__Materials provided__:
* * * * * * * * *

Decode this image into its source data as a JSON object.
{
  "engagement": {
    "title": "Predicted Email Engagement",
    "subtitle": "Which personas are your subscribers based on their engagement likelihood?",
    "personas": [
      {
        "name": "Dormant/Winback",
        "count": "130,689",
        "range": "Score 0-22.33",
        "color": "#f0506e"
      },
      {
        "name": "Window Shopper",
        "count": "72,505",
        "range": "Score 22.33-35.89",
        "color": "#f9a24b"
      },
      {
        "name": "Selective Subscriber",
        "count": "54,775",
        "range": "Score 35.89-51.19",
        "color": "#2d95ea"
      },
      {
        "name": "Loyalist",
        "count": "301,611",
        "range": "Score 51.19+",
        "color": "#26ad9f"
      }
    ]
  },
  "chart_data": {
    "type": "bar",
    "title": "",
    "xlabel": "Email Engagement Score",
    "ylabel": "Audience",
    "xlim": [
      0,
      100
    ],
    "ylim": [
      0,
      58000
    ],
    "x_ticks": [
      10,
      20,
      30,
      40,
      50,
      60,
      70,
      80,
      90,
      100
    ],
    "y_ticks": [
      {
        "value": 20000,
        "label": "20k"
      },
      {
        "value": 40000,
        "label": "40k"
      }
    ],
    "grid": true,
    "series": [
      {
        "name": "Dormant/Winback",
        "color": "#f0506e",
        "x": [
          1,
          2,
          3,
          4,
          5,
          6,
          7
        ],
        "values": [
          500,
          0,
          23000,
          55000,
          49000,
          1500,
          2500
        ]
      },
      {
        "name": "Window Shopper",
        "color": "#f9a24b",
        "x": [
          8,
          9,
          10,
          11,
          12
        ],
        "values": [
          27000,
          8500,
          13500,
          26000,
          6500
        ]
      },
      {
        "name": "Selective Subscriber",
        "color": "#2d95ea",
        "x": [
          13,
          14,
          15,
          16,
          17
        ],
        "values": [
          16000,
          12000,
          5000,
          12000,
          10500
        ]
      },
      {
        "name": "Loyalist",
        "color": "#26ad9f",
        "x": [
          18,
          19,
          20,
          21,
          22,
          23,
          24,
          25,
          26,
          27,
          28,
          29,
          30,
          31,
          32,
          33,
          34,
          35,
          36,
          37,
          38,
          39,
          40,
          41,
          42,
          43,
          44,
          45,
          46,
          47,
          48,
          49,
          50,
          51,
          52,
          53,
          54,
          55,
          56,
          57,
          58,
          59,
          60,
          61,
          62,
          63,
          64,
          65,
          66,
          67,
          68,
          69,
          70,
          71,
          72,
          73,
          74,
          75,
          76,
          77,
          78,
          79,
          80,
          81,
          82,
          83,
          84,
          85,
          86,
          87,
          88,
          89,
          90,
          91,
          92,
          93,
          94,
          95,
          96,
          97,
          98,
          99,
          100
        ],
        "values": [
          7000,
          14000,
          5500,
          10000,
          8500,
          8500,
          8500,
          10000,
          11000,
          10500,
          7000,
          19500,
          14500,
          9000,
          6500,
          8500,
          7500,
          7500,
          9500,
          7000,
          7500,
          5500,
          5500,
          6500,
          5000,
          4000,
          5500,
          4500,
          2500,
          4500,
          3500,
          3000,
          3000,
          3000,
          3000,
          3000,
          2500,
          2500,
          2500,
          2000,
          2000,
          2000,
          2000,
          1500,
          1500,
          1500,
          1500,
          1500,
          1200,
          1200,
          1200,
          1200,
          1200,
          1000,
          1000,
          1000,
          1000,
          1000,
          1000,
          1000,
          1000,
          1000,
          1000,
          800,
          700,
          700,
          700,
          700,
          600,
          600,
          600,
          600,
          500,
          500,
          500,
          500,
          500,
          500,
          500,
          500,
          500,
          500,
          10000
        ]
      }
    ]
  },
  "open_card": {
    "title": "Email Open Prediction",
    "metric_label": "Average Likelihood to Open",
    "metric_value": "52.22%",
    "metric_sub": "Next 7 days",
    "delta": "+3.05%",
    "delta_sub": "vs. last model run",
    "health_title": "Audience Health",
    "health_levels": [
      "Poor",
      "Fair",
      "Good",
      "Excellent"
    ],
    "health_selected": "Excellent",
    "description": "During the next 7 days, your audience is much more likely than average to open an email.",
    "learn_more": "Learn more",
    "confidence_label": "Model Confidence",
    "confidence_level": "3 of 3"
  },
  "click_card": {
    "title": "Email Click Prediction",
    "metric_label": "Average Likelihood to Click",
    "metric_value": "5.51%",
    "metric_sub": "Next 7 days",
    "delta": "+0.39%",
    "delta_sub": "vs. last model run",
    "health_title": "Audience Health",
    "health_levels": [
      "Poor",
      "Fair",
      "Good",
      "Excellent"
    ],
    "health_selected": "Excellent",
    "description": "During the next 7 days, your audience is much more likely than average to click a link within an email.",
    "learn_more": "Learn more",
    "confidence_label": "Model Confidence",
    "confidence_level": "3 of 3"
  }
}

* * * * * * * * *

__Task objective__: Set down all of the entries exactly, please.

__Response to this task__:
Decode this image into its source data as a JSON object.
{
  "engagement": {
    "title": "Predicted Email Engagement",
    "subtitle": "Which personas are your subscribers based on their engagement likelihood?",
    "personas": [
      {
        "name": "Dormant/Winback",
        "count": "130,689",
        "range": "Score 0-22.33",
        "color": "#f0506e"
      },
      {
        "name": "Window Shopper",
        "count": "72,505",
        "range": "Score 22.33-35.89",
        "color": "#f9a24b"
      },
      {
        "name": "Selective Subscriber",
        "count": "54,775",
        "range": "Score 35.89-51.19",
        "color": "#2d95ea"
      },
      {
        "name": "Loyalist",
        "count": "301,611",
        "range": "Score 51.19+",
        "color": "#26ad9f"
      }
    ]
  },
  "chart_data": {
    "type": "bar",
    "title": "",
    "xlabel": "Email Engagement Score",
    "ylabel": "Audience",
    "xlim": [
      0,
      100
    ],
    "ylim": [
      0,
      58000
    ],
    "x_ticks": [
      10,
      20,
      30,
      40,
      50,
      60,
      70,
      80,
      90,
      100
    ],
    "y_ticks": [
      {
        "value": 20000,
        "label": "20k"
      },
      {
        "value": 40000,
        "label": "40k"
      }
    ],
    "grid": true,
    "series": [
      {
        "name": "Dormant/Winback",
        "color": "#f0506e",
        "x": [
          1,
          2,
          3,
          4,
          5,
          6,
          7
        ],
        "values": [
          500,
          0,
          23000,
          55000,
          49000,
          1500,
          2500
        ]
      },
      {
        "name": "Window Shopper",
        "color": "#f9a24b",
        "x": [
          8,
          9,
          10,
          11,
          12
        ],
        "values": [
          27000,
          8500,
          13500,
          26000,
          6500
        ]
      },
      {
        "name": "Selective Subscriber",
        "color": "#2d95ea",
        "x": [
          13,
          14,
          15,
          16,
          17
        ],
        "values": [
          16000,
          12000,
          5000,
          12000,
          10500
        ]
      },
      {
        "name": "Loyalist",
        "color": "#26ad9f",
        "x": [
          18,
          19,
          20,
          21,
          22,
          23,
          24,
          25,
          26,
          27,
          28,
          29,
          30,
          31,
          32,
          33,
          34,
          35,
          36,
          37,
          38,
          39,
          40,
          41,
          42,
          43,
          44,
          45,
          46,
          47,
          48,
          49,
          50,
          51,
          52,
          53,
          54,
          55,
          56,
          57,
          58,
          59,
          60,
          61,
          62,
          63,
          64,
          65,
          66,
          67,
          68,
          69,
          70,
          71,
          72,
          73,
          74,
          75,
          76,
          77,
          78,
          79,
          80,
          81,
          82,
          83,
          84,
          85,
          86,
          87,
          88,
          89,
          90,
          91,
          92,
          93,
          94,
          95,
          96,
          97,
          98,
          99,
          100
        ],
        "values": [
          7000,
          14000,
          5500,
          10000,
          8500,
          8500,
          8500,
          10000,
          11000,
          10500,
          7000,
          19500,
          14500,
          9000,
          6500,
          8500,
          7500,
          7500,
          9500,
          7000,
          7500,
          5500,
          5500,
          6500,
          5000,
          4000,
          5500,
          4500,
          2500,
          4500,
          3500,
          3000,
          3000,
          3000,
          3000,
          3000,
          2500,
          2500,
          2500,
          2000,
          2000,
          2000,
          2000,
          1500,
          1500,
          1500,
          1500,
          1500,
          1200,
          1200,
          1200,
          1200,
          1200,
          1000,
          1000,
          1000,
          1000,
          1000,
          1000,
          1000,
          1000,
          1000,
          1000,
          800,
          700,
          700,
          700,
          700,
          600,
          600,
          600,
          600,
          500,
          500,
          500,
          500,
          500,
          500,
          500,
          500,
          500,
          500,
          10000
        ]
      }
    ]
  },
  "open_card": {
    "title": "Email Open Prediction",
    "metric_label": "Average Likelihood to Open",
    "metric_value": "52.22%",
    "metric_sub": "Next 7 days",
    "delta": "+3.05%",
    "delta_sub": "vs. last model run",
    "health_title": "Audience Health",
    "health_levels": [
      "Poor",
      "Fair",
      "Good",
      "Excellent"
    ],
    "health_selected": "Excellent",
    "description": "During the next 7 days, your audience is much more likely than average to open an email.",
    "learn_more": "Learn more",
    "confidence_label": "Model Confidence",
    "confidence_level": "3 of 3"
  },
  "click_card": {
    "title": "Email Click Prediction",
    "metric_label": "Average Likelihood to Click",
    "metric_value": "5.51%",
    "metric_sub": "Next 7 days",
    "delta": "+0.39%",
    "delta_sub": "vs. last model run",
    "health_title": "Audience Health",
    "health_levels": [
      "Poor",
      "Fair",
      "Good",
      "Excellent"
    ],
    "health_selected": "Excellent",
    "description": "During the next 7 days, your audience is much more likely than average to click a link within an email.",
    "learn_more": "Learn more",
    "confidence_label": "Model Confidence",
    "confidence_level": "3 of 3"
  }
}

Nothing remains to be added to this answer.